WORK INSTRUCTIONS - Each record below should be repeated precisely as written.

RECORDS SUPPLIED -

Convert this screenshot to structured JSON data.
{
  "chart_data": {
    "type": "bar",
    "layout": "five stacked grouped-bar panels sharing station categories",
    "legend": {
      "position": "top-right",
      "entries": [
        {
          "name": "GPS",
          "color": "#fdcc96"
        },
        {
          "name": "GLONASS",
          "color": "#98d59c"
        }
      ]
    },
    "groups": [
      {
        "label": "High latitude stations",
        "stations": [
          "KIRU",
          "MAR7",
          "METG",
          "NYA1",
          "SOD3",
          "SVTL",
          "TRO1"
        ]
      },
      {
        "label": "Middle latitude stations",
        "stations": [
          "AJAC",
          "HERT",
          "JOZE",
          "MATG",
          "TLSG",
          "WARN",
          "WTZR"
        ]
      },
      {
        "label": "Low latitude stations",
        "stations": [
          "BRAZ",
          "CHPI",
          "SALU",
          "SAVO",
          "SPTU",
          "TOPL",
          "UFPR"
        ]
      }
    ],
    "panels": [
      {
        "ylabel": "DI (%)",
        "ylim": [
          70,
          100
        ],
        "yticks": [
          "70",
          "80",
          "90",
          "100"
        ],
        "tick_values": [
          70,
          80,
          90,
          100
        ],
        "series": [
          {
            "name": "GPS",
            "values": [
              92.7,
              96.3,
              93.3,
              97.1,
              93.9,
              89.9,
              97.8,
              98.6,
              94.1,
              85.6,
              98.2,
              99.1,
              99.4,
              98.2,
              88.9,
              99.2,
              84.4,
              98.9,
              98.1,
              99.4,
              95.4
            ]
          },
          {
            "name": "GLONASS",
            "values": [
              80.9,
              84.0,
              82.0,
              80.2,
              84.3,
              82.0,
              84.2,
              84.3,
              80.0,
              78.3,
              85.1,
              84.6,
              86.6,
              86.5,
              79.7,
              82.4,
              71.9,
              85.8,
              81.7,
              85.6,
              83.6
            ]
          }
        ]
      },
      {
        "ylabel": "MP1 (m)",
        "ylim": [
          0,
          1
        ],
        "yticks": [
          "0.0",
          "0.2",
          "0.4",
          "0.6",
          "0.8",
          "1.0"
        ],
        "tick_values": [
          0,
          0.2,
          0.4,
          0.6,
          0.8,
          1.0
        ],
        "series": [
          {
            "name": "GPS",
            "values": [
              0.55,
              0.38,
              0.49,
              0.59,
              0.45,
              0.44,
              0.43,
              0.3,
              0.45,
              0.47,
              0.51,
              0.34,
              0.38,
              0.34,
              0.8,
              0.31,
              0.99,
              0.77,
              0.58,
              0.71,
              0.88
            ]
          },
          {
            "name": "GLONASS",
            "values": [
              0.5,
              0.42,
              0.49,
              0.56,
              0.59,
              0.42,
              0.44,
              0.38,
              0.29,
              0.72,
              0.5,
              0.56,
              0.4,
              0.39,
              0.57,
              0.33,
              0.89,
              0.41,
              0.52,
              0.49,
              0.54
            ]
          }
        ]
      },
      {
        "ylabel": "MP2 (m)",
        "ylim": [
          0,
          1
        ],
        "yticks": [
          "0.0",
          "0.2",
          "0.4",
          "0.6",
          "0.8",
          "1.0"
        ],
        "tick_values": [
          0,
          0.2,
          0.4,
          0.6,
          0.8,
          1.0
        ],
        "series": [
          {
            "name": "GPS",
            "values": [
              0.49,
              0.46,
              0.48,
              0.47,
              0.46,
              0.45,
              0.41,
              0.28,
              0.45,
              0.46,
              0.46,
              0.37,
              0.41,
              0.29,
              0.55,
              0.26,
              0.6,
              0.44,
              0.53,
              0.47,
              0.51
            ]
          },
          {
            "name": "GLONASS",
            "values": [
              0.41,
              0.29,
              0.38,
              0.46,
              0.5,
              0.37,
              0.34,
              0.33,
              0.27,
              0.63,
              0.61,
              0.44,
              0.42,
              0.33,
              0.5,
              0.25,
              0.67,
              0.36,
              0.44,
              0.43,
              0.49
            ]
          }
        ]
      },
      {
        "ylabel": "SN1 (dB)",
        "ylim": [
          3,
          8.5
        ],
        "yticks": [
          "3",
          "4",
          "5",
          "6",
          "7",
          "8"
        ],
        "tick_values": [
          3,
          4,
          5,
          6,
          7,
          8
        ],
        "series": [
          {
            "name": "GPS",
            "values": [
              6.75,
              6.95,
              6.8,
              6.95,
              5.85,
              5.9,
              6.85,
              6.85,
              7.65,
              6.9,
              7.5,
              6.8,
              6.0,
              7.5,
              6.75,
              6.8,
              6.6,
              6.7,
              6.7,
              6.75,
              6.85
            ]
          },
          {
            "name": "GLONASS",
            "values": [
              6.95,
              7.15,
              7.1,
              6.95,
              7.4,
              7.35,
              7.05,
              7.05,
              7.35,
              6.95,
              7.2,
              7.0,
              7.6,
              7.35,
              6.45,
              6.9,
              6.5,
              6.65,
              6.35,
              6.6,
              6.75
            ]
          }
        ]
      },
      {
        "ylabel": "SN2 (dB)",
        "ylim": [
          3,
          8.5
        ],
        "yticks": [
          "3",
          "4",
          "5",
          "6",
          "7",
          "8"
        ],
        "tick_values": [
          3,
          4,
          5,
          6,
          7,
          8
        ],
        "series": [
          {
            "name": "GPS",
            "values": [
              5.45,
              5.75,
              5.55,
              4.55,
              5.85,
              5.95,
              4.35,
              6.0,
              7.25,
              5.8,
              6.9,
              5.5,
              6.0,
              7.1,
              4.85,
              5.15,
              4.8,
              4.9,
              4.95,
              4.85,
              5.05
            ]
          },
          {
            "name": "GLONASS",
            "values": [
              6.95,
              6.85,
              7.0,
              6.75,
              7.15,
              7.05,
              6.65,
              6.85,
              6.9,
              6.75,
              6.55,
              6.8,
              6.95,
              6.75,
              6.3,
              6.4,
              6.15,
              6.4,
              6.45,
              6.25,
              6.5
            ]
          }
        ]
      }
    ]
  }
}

THE COMPLETED TASK -
Convert this screenshot to structured JSON data.
{
  "chart_data": {
    "type": "bar",
    "layout": "five stacked grouped-bar panels sharing station categories",
    "legend": {
      "position": "top-right",
      "entries": [
        {
          "name": "GPS",
          "color": "#fdcc96"
        },
        {
          "name": "GLONASS",
          "color": "#98d59c"
        }
      ]
    },
    "groups": [
      {
        "label": "High latitude stations",
        "stations": [
          "KIRU",
          "MAR7",
          "METG",
          "NYA1",
          "SOD3",
          "SVTL",
          "TRO1"
        ]
      },
      {
        "label": "Middle latitude stations",
        "stations": [
          "AJAC",
          "HERT",
          "JOZE",
          "MATG",
          "TLSG",
          "WARN",
          "WTZR"
        ]
      },
      {
        "label": "Low latitude stations",
        "stations": [
          "BRAZ",
          "CHPI",
          "SALU",
          "SAVO",
          "SPTU",
          "TOPL",
          "UFPR"
        ]
      }
    ],
    "panels": [
      {
        "ylabel": "DI (%)",
        "ylim": [
          70,
          100
        ],
        "yticks": [
          "70",
          "80",
          "90",
          "100"
        ],
        "tick_values": [
          70,
          80,
          90,
          100
        ],
        "series": [
          {
            "name": "GPS",
            "values": [
              92.7,
              96.3,
              93.3,
              97.1,
              93.9,
              89.9,
              97.8,
              98.6,
              94.1,
              85.6,
              98.2,
              99.1,
              99.4,
              98.2,
              88.9,
              99.2,
              84.4,
              98.9,
              98.1,
              99.4,
              95.4
            ]
          },
          {
            "name": "GLONASS",
            "values": [
              80.9,
              84.0,
              82.0,
              80.2,
              84.3,
              82.0,
              84.2,
              84.3,
              80.0,
              78.3,
              85.1,
              84.6,
              86.6,
              86.5,
              79.7,
              82.4,
              71.9,
              85.8,
              81.7,
              85.6,
              83.6
            ]
          }
        ]
      },
      {
        "ylabel": "MP1 (m)",
        "ylim": [
          0,
          1
        ],
        "yticks": [
          "0.0",
          "0.2",
          "0.4",
          "0.6",
          "0.8",
          "1.0"
        ],
        "tick_values": [
          0,
          0.2,
          0.4,
          0.6,
          0.8,
          1.0
        ],
        "series": [
          {
            "name": "GPS",
            "values": [
              0.55,
              0.38,
              0.49,
              0.59,
              0.45,
              0.44,
              0.43,
              0.3,
              0.45,
              0.47,
              0.51,
              0.34,
              0.38,
              0.34,
              0.8,
              0.31,
              0.99,
              0.77,
              0.58,
              0.71,
              0.88
            ]
          },
          {
            "name": "GLONASS",
            "values": [
              0.5,
              0.42,
              0.49,
              0.56,
              0.59,
              0.42,
              0.44,
              0.38,
              0.29,
              0.72,
              0.5,
              0.56,
              0.4,
              0.39,
              0.57,
              0.33,
              0.89,
              0.41,
              0.52,
              0.49,
              0.54
            ]
          }
        ]
      },
      {
        "ylabel": "MP2 (m)",
        "ylim": [
          0,
          1
        ],
        "yticks": [
          "0.0",
          "0.2",
          "0.4",
          "0.6",
          "0.8",
          "1.0"
        ],
        "tick_values": [
          0,
          0.2,
          0.4,
          0.6,
          0.8,
          1.0
        ],
        "series": [
          {
            "name": "GPS",
            "values": [
              0.49,
              0.46,
              0.48,
              0.47,
              0.46,
              0.45,
              0.41,
              0.28,
              0.45,
              0.46,
              0.46,
              0.37,
              0.41,
              0.29,
              0.55,
              0.26,
              0.6,
              0.44,
              0.53,
              0.47,
              0.51
            ]
          },
          {
            "name": "GLONASS",
            "values": [
              0.41,
              0.29,
              0.38,
              0.46,
              0.5,
              0.37,
              0.34,
              0.33,
              0.27,
              0.63,
              0.61,
              0.44,
              0.42,
              0.33,
              0.5,
              0.25,
              0.67,
              0.36,
              0.44,
              0.43,
              0.49
            ]
          }
        ]
      },
      {
        "ylabel": "SN1 (dB)",
        "ylim": [
          3,
          8.5
        ],
        "yticks": [
          "3",
          "4",
          "5",
          "6",
          "7",
          "8"
        ],
        "tick_values": [
          3,
          4,
          5,
          6,
          7,
          8
        ],
        "series": [
          {
            "name": "GPS",
            "values": [
              6.75,
              6.95,
              6.8,
              6.95,
              5.85,
              5.9,
              6.85,
              6.85,
              7.65,
              6.9,
              7.5,
              6.8,
              6.0,
              7.5,
              6.75,
              6.8,
              6.6,
              6.7,
              6.7,
              6.75,
              6.85
            ]
          },
          {
            "name": "GLONASS",
            "values": [
              6.95,
              7.15,
              7.1,
              6.95,
              7.4,
              7.35,
              7.05,
              7.05,
              7.35,
              6.95,
              7.2,
              7.0,
              7.6,
              7.35,
              6.45,
              6.9,
              6.5,
              6.65,
              6.35,
              6.6,
              6.75
            ]
          }
        ]
      },
      {
        "ylabel": "SN2 (dB)",
        "ylim": [
          3,
          8.5
        ],
        "yticks": [
          "3",
          "4",
          "5",
          "6",
          "7",
          "8"
        ],
        "tick_values": [
          3,
          4,
          5,
          6,
          7,
          8
        ],
        "series": [
          {
            "name": "GPS",
            "values": [
              5.45,
              5.75,
              5.55,
              4.55,
              5.85,
              5.95,
              4.35,
              6.0,
              7.25,
              5.8,
              6.9,
              5.5,
              6.0,
              7.1,
              4.85,
              5.15,
              4.8,
              4.9,
              4.95,
              4.85,
              5.05
            ]
          },
          {
            "name": "GLONASS",
            "values": [
              6.95,
              6.85,
              7.0,
              6.75,
              7.15,
              7.05,
              6.65,
              6.85,
              6.9,
              6.75,
              6.55,
              6.8,
              6.95,
              6.75,
              6.3,
              6.4,
              6.15,
              6.4,
              6.45,
              6.25,
              6.5
            ]
          }
        ]
      }
    ]
  }
}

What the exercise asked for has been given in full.